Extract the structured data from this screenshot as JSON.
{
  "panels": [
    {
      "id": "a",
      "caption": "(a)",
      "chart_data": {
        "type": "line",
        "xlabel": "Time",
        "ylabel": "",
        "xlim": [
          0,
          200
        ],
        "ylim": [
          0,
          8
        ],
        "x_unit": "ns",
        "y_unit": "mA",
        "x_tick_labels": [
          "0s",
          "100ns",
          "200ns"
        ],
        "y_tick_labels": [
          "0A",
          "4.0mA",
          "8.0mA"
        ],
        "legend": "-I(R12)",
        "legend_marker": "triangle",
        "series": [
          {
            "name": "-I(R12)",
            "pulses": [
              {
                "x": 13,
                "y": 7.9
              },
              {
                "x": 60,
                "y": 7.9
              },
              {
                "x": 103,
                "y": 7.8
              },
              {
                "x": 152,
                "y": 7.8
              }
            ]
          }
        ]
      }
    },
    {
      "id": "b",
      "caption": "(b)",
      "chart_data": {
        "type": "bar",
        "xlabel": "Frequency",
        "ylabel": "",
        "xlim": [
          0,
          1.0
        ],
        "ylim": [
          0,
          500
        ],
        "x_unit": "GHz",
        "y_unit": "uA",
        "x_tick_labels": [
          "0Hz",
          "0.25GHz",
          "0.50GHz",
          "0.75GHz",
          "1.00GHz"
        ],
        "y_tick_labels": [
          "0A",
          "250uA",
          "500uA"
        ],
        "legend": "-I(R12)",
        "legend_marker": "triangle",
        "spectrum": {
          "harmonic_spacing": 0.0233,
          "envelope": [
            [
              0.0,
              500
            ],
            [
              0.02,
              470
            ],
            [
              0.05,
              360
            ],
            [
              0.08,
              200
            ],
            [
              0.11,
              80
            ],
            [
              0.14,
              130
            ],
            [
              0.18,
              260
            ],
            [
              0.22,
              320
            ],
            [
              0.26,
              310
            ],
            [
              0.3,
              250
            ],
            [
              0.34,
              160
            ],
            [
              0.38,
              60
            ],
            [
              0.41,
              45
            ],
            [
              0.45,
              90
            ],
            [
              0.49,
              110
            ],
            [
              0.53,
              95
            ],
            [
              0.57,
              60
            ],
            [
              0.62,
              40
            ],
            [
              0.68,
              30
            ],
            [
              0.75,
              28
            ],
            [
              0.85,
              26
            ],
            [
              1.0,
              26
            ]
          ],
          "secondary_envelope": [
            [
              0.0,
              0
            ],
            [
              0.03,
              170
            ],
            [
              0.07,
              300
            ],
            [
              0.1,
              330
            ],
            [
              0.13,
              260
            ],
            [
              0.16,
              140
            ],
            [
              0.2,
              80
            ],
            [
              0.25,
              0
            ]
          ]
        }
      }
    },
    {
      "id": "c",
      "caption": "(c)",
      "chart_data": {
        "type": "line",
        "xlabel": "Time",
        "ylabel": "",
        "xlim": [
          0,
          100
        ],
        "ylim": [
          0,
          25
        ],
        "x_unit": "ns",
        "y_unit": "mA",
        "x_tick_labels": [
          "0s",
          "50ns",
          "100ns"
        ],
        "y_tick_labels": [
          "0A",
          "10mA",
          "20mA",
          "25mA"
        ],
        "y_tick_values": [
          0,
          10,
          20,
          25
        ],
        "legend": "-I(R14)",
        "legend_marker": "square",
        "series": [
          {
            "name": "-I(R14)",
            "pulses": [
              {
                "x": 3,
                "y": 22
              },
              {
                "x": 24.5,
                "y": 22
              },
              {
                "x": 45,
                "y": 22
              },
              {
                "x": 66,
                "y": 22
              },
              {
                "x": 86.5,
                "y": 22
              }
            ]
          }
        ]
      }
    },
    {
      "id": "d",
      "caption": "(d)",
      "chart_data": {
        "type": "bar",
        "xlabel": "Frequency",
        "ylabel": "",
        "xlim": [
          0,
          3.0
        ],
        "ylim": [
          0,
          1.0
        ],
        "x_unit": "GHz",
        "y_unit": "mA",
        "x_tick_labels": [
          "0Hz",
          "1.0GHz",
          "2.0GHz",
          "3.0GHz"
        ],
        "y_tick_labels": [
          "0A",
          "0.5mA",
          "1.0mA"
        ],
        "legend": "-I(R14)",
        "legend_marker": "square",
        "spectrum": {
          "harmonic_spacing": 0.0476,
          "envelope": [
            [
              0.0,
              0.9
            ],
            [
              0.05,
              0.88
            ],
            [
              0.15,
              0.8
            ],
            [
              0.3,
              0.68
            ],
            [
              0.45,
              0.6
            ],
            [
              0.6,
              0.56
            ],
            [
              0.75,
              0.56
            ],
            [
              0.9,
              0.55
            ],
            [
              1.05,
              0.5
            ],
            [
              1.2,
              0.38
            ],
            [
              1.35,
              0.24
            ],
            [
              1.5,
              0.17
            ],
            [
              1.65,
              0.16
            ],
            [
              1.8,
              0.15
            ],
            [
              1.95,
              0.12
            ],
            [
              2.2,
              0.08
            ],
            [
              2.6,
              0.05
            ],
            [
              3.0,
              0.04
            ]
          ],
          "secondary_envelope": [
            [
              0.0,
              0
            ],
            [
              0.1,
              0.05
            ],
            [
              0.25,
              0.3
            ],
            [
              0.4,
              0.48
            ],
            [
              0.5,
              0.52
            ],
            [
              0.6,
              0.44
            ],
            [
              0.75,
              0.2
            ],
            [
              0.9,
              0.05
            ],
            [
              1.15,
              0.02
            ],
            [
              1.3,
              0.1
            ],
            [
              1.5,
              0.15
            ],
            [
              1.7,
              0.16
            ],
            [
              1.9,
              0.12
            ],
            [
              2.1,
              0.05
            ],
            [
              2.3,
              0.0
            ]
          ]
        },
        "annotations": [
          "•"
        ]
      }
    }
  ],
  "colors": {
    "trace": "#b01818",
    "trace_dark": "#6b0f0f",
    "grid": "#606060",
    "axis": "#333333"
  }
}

-------

■ WHAT THE TASK ASKS:
Return every line above that contains the word "caption".

■ CORRECT RESPONSE:
      "caption": "(a)",
      "caption": "(b)",
      "caption": "(c)",
      "caption": "(d)",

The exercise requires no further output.